> **RAW DATA**

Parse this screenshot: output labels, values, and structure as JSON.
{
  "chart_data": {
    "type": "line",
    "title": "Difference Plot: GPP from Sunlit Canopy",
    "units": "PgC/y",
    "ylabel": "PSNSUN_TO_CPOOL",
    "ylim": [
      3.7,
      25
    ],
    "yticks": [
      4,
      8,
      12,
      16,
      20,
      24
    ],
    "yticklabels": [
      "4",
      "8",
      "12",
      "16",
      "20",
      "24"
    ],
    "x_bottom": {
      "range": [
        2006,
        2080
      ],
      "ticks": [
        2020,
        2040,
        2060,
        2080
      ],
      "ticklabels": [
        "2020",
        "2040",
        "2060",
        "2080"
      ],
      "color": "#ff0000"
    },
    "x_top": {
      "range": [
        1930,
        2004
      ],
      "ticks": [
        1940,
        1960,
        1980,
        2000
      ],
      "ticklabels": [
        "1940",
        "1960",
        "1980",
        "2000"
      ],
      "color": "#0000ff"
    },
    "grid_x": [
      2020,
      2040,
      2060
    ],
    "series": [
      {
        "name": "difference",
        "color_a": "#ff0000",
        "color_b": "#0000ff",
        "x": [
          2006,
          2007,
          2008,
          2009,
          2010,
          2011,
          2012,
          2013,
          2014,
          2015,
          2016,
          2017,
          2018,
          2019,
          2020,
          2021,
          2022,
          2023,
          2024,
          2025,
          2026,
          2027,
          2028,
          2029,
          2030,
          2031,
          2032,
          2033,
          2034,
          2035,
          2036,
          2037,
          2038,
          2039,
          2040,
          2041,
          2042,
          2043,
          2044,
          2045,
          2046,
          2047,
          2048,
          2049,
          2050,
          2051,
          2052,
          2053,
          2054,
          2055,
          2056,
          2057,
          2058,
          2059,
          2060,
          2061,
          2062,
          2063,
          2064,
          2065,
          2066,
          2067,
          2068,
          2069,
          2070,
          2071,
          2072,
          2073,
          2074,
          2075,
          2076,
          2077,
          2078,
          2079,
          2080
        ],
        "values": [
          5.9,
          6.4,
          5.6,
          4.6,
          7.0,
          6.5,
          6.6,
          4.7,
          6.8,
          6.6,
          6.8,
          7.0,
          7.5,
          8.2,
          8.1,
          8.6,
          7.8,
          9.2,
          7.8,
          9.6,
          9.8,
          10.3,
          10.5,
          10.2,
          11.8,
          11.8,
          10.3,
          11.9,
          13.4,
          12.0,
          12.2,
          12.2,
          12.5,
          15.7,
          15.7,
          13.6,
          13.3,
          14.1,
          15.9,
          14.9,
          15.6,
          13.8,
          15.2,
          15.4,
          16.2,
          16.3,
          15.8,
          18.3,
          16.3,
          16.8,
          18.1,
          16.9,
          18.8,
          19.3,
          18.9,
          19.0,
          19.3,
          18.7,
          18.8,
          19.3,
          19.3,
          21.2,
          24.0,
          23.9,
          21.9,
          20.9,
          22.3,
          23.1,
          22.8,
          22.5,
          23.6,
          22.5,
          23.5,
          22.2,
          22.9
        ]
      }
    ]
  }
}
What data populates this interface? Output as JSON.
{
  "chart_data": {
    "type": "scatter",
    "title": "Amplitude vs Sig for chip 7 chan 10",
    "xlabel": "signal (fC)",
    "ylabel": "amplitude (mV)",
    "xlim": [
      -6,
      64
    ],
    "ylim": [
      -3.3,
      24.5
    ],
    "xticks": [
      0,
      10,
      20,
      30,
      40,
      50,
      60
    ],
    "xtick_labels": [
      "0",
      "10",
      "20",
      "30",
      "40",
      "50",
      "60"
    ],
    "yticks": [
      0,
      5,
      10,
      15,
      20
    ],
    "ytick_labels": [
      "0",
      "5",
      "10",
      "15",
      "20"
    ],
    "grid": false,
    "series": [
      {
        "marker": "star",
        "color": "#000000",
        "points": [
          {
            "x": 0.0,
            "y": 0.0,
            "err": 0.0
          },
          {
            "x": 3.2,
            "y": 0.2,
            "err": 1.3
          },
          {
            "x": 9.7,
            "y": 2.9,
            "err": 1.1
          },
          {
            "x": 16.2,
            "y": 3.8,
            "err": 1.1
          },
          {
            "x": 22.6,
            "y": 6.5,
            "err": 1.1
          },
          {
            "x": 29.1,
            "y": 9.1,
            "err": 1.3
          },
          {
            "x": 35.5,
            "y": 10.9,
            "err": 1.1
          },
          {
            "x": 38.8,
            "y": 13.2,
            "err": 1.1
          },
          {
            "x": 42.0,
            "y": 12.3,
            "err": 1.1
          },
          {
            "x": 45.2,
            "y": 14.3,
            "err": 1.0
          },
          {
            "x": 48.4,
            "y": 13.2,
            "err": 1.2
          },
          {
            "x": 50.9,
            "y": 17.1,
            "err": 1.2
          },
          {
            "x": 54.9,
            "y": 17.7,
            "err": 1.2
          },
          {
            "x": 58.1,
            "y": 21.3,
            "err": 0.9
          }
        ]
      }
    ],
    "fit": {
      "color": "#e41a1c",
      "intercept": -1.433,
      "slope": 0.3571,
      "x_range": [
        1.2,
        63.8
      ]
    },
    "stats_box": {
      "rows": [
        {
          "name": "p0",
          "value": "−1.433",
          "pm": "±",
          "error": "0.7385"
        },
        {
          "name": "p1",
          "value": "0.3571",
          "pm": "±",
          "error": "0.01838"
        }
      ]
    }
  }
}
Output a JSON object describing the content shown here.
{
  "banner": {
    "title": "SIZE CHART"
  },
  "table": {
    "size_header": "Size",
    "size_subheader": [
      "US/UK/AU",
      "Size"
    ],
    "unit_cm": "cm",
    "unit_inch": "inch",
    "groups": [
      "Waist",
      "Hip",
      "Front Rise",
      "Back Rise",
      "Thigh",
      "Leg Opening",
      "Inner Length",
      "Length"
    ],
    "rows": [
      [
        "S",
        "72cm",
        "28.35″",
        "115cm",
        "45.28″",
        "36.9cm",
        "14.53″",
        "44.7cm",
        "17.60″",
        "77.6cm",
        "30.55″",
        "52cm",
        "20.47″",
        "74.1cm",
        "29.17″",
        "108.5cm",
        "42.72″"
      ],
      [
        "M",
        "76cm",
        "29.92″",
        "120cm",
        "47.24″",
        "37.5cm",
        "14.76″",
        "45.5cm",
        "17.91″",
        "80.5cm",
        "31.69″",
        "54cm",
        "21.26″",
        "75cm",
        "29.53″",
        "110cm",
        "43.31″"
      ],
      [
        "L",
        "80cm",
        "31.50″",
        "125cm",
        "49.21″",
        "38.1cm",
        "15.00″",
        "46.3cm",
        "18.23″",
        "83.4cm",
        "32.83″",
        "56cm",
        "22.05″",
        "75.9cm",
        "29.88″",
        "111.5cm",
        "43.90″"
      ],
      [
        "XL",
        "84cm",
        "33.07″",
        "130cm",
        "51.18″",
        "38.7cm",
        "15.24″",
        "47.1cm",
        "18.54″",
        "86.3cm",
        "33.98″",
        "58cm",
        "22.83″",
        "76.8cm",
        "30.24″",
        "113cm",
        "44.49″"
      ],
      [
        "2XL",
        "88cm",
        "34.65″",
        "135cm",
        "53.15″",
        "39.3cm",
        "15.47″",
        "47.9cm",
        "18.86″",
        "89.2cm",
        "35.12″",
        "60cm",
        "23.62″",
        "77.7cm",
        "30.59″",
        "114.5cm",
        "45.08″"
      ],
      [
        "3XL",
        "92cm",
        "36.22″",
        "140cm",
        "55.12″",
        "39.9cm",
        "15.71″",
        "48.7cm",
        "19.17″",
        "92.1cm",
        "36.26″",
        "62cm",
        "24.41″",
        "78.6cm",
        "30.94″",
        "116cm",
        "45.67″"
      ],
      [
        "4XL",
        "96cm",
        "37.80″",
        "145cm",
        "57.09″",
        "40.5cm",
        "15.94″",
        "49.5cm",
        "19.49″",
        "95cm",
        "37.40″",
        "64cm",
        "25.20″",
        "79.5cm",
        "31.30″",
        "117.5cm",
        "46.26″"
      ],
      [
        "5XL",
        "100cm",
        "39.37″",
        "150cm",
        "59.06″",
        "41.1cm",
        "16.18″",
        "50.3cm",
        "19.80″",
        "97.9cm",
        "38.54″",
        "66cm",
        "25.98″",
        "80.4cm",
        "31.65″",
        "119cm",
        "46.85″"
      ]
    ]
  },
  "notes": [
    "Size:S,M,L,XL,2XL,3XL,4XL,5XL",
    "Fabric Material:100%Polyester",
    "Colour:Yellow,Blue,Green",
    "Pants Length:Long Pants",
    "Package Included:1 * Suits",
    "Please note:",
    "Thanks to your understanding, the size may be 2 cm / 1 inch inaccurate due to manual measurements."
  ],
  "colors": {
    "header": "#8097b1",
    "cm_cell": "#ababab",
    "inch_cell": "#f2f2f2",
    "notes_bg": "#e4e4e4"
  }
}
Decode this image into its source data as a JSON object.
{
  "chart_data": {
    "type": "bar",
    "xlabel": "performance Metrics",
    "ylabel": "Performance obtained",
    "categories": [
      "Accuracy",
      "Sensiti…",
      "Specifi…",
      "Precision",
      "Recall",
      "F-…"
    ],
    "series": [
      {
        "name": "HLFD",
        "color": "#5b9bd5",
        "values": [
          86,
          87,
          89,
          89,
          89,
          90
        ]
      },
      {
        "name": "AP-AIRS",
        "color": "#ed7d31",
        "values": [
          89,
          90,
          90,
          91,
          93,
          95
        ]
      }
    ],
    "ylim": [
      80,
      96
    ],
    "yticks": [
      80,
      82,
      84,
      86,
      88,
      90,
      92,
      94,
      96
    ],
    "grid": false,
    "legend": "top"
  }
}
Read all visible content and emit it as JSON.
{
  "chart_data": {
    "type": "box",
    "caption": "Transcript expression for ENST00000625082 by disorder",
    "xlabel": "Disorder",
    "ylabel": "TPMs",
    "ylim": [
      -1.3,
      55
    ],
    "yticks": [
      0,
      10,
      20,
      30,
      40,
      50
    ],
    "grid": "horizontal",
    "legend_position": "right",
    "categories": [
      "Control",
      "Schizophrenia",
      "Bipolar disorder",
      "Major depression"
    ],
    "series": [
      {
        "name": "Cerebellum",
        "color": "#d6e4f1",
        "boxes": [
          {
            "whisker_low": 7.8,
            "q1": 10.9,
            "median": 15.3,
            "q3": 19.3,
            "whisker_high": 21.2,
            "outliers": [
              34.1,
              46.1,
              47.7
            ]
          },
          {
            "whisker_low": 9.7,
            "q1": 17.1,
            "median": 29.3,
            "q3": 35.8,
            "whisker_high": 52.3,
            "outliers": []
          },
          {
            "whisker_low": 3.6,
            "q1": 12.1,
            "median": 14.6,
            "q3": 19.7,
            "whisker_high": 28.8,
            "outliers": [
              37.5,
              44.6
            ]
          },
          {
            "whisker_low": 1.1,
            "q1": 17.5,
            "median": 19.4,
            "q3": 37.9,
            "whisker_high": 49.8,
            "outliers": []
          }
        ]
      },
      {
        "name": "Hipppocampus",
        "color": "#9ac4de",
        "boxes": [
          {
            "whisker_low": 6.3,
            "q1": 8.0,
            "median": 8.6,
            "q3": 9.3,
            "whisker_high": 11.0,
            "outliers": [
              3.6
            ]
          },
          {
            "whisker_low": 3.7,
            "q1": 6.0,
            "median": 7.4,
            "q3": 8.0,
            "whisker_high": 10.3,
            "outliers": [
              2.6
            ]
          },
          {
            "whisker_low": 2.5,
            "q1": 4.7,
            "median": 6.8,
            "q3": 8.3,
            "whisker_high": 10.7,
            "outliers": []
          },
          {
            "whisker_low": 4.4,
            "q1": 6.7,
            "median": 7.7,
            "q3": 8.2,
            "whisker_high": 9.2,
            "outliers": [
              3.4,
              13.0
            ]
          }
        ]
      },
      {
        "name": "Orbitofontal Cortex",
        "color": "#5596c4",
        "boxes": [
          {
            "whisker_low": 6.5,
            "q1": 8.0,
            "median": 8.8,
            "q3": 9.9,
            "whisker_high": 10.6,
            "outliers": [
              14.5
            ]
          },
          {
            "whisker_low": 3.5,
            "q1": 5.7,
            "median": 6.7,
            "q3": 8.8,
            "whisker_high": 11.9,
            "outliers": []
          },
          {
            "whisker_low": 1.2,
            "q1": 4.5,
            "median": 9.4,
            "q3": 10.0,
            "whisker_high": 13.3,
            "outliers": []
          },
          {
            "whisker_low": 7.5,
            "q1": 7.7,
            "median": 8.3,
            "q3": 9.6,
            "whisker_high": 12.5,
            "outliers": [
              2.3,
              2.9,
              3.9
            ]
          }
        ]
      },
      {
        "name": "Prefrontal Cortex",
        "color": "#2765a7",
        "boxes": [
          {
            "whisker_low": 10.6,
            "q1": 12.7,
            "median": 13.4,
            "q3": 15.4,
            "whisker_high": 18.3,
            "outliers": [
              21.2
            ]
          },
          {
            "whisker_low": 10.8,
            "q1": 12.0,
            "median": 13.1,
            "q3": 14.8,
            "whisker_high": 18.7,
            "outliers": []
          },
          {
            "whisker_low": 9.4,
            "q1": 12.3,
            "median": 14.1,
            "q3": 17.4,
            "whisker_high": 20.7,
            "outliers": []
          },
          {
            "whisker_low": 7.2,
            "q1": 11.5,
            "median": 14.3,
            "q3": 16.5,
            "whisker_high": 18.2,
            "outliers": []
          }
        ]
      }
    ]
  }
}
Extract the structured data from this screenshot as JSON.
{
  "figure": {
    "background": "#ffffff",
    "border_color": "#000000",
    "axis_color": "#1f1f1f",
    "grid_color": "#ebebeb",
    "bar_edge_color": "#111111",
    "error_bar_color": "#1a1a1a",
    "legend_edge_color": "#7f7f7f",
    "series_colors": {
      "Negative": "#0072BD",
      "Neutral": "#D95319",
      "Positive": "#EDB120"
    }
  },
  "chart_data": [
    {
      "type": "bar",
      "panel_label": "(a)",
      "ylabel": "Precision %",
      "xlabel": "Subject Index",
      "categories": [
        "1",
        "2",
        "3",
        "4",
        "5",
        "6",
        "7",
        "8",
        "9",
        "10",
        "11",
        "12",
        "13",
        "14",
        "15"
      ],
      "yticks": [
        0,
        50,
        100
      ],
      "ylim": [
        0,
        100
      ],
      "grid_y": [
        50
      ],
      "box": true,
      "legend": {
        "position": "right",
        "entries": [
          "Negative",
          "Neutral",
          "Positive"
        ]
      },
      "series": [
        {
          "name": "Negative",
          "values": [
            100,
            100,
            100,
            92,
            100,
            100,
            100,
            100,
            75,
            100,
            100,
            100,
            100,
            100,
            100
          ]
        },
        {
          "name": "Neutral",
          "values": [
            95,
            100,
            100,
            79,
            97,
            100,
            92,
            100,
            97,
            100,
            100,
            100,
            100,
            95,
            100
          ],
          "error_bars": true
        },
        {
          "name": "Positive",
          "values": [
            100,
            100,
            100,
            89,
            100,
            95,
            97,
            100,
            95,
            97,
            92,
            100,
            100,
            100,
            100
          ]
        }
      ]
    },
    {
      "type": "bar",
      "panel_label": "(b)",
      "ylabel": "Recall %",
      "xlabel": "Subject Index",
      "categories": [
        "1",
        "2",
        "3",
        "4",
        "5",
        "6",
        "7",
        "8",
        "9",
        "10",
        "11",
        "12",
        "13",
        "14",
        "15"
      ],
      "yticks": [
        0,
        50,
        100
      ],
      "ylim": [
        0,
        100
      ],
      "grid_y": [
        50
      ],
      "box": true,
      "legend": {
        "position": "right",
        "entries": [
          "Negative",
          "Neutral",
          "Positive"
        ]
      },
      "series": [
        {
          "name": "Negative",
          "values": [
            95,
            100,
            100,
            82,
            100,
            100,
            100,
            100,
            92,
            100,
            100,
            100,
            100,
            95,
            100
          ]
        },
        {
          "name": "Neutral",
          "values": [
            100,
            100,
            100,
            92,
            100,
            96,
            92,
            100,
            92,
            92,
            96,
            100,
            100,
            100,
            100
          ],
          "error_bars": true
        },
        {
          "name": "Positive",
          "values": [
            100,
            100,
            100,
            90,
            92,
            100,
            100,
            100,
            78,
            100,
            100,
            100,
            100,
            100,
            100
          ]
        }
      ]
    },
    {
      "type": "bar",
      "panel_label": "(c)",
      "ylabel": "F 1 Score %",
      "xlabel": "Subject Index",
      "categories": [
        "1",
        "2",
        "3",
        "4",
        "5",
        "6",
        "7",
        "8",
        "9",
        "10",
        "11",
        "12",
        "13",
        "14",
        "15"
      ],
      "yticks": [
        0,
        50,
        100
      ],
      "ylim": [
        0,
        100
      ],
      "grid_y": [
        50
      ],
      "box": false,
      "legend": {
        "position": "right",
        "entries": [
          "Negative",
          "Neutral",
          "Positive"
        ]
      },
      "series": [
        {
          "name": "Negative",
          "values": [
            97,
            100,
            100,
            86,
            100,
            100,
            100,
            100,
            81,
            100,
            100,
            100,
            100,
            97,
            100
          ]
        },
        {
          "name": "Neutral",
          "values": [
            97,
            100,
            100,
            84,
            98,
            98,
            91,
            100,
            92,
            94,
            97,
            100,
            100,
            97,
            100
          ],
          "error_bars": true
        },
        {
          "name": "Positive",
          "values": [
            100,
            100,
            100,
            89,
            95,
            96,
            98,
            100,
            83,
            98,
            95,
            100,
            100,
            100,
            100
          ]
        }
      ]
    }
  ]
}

> **WHAT YOU WILL DO**
Report how many lines in the data contain the word "type", with no words besides the number.

> **OUTPUT OF THE TASK**
7